--- BEGIN Entries shown ---
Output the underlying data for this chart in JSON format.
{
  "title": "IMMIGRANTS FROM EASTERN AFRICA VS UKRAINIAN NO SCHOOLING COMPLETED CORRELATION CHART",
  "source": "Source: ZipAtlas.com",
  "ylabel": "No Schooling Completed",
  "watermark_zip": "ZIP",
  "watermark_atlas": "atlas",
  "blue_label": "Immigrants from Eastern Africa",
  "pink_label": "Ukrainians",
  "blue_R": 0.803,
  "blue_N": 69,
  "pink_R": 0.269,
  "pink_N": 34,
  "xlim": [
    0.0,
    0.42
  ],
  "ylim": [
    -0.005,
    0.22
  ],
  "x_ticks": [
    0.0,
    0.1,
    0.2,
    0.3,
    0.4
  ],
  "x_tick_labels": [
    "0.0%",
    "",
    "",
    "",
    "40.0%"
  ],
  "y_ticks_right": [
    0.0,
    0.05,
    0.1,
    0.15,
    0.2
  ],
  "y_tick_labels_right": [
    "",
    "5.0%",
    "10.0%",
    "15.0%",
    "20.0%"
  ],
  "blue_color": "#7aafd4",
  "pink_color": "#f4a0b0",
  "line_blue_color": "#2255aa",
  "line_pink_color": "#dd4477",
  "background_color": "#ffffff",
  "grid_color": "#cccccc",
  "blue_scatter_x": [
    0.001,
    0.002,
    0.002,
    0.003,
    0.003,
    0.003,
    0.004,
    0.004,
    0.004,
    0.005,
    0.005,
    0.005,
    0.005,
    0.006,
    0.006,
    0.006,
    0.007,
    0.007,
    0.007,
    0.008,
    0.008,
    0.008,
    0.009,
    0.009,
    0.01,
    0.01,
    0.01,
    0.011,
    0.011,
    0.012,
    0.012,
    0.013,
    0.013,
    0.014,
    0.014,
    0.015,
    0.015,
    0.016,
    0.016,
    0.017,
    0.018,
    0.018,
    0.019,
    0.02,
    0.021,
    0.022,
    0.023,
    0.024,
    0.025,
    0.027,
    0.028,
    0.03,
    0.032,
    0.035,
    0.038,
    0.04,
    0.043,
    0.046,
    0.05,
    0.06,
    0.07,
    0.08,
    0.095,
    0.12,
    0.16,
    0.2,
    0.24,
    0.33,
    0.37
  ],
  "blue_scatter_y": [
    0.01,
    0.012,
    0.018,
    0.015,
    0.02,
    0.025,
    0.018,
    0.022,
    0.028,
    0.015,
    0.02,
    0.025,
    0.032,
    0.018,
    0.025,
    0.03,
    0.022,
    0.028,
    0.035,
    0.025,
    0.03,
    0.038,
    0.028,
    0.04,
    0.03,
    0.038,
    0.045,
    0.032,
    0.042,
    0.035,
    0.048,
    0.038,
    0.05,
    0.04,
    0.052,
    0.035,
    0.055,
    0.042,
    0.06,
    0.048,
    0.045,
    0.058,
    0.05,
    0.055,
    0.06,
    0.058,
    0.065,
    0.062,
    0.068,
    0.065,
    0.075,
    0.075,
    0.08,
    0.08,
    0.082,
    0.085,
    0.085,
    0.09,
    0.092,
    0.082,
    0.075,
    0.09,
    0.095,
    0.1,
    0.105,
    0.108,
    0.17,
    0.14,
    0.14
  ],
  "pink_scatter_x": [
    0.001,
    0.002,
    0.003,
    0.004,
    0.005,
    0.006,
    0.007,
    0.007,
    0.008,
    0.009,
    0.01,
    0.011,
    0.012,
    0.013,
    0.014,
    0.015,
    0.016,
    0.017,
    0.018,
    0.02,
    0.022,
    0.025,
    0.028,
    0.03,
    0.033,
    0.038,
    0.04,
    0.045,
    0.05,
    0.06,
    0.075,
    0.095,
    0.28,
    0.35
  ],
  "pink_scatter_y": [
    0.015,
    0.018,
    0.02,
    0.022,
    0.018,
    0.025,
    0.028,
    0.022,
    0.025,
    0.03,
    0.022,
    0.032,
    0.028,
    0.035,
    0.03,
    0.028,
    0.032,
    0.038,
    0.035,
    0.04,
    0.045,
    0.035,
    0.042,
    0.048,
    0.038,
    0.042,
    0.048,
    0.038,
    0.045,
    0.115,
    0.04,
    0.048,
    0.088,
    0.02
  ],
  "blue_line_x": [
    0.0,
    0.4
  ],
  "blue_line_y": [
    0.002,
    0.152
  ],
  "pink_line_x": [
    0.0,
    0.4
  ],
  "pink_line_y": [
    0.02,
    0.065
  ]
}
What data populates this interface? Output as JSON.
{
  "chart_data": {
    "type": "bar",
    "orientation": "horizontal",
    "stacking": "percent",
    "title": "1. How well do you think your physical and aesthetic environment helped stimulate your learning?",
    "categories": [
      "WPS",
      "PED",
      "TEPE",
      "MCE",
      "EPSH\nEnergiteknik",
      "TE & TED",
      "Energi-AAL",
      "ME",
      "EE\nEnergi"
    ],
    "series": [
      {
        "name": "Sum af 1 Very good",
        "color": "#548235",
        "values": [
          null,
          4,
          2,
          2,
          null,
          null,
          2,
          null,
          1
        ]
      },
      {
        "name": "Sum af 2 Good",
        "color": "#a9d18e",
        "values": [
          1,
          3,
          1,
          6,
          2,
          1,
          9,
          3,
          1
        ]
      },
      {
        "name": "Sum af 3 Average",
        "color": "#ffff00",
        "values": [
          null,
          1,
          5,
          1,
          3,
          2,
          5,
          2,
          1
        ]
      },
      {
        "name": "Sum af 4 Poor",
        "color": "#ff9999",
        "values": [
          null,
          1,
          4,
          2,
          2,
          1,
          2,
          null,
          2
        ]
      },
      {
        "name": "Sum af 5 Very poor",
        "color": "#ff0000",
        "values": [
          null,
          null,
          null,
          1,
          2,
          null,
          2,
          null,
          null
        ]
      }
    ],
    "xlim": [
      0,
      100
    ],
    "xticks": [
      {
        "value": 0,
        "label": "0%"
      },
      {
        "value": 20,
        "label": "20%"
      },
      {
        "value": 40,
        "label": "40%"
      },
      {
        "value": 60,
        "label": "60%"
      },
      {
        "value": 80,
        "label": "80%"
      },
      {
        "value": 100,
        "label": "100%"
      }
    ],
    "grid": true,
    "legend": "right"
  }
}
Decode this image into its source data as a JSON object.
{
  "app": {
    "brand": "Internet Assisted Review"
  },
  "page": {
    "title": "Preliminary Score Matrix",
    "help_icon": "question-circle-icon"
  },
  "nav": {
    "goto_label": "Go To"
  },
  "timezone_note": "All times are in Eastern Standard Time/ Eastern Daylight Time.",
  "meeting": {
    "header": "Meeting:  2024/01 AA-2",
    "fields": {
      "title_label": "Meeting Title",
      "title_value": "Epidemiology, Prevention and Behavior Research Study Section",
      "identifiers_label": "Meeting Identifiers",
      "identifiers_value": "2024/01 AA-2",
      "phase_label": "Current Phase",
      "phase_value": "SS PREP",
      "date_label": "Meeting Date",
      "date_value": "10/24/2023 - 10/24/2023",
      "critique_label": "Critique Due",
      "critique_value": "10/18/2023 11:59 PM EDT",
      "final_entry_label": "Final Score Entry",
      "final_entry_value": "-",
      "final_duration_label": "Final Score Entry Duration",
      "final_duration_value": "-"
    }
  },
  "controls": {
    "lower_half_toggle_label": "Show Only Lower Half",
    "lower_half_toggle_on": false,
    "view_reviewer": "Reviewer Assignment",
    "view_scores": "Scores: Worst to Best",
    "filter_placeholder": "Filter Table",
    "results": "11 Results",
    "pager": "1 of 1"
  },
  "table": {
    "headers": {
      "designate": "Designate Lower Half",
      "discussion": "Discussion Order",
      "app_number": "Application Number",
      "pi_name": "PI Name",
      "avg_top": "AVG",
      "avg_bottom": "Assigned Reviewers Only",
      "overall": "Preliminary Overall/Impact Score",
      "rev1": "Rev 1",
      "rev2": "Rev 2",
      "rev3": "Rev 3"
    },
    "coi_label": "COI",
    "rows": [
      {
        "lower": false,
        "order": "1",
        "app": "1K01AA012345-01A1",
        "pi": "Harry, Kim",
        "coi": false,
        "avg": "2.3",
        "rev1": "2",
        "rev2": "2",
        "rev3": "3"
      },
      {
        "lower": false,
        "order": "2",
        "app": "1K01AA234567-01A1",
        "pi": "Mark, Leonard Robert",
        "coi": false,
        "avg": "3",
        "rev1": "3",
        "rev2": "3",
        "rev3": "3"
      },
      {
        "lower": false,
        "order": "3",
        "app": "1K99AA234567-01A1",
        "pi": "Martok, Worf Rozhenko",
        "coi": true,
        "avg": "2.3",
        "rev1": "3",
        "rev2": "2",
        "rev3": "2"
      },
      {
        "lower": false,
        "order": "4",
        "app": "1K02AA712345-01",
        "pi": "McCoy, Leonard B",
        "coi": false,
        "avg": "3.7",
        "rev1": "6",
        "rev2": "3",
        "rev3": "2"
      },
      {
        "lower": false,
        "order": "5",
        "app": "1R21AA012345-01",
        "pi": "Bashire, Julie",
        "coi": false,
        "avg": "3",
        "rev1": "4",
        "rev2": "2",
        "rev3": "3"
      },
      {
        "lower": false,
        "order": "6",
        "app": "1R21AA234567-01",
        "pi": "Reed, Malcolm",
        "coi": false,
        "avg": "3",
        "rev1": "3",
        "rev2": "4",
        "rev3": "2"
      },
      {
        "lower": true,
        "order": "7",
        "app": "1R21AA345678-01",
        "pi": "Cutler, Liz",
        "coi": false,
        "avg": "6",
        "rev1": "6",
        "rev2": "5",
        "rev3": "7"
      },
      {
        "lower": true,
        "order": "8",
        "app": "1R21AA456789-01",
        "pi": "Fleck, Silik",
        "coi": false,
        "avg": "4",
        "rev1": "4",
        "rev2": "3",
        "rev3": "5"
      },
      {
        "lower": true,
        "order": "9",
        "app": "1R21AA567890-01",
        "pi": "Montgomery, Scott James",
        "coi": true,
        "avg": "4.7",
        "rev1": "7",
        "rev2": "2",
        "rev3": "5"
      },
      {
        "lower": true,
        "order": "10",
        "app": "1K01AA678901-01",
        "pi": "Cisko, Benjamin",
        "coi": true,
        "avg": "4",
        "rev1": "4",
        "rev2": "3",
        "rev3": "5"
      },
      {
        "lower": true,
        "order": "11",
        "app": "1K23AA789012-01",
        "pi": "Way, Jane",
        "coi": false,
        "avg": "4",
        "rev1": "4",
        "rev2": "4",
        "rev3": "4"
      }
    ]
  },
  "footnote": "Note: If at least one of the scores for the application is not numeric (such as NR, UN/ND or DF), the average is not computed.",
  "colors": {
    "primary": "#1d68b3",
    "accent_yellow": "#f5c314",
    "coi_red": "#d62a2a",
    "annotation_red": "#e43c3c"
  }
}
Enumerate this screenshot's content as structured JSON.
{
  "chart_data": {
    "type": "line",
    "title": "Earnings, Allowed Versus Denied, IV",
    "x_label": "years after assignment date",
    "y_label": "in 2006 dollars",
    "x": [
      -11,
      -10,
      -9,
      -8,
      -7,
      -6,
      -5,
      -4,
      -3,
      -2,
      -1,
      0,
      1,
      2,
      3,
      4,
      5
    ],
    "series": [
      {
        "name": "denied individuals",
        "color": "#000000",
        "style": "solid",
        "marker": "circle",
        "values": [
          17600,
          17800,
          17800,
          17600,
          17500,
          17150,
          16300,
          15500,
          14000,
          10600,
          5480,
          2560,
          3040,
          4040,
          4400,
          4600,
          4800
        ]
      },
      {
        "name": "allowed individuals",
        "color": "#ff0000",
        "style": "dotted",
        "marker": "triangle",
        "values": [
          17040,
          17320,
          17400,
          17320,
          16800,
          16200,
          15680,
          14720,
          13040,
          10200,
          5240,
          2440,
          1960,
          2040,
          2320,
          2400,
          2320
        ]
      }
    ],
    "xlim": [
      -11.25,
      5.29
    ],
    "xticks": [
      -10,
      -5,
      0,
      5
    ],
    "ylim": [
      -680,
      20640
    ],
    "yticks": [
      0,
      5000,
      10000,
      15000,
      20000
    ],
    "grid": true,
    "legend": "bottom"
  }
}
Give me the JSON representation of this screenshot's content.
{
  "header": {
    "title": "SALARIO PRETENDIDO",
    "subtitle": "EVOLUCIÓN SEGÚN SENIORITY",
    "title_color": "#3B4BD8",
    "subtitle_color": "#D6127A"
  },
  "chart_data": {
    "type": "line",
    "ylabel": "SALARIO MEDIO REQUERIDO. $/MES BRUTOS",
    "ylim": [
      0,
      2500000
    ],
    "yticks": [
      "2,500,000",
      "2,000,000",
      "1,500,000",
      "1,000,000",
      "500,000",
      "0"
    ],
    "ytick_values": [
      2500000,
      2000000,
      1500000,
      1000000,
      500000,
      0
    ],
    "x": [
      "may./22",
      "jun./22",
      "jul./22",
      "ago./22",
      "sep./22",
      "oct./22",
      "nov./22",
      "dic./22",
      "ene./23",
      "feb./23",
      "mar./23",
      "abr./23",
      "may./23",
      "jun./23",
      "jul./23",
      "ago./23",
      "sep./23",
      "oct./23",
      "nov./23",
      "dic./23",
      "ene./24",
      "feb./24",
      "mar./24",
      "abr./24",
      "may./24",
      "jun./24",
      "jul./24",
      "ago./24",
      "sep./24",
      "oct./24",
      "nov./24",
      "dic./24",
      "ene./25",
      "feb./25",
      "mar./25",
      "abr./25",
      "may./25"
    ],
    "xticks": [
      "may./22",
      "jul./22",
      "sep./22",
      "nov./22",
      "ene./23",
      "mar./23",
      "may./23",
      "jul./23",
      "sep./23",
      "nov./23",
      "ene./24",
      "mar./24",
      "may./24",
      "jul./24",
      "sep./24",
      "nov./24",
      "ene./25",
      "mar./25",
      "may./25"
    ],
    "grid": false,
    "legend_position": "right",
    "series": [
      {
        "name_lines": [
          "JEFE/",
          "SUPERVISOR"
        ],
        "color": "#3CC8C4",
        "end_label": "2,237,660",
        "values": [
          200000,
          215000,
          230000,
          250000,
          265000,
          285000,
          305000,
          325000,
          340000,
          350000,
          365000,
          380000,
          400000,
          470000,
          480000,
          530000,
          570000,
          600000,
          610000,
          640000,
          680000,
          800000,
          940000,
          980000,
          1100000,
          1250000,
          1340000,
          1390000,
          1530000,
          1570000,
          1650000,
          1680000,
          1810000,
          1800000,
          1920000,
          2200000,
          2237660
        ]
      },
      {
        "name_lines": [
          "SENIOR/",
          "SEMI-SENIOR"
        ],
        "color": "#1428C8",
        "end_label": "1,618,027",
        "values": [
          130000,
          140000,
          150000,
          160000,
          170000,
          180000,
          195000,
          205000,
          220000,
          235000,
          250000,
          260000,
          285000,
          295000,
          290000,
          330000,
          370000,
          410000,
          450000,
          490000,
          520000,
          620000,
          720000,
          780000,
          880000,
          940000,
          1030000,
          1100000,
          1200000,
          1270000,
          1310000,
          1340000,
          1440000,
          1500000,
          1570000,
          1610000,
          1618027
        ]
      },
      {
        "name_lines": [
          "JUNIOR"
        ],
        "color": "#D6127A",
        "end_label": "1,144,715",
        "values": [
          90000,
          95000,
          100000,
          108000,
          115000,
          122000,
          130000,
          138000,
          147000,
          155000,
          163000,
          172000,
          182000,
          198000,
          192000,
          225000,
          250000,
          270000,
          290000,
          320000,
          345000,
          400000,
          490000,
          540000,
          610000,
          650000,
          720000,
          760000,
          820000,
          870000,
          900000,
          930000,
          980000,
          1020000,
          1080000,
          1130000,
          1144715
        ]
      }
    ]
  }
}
--- END Entries shown ---
Written exercise: Pick out all lines from the data above in which the word "SALARIO" appears.

Answer to this problem:
    "title": "SALARIO PRETENDIDO",
    "ylabel": "SALARIO MEDIO REQUERIDO. $/MES BRUTOS",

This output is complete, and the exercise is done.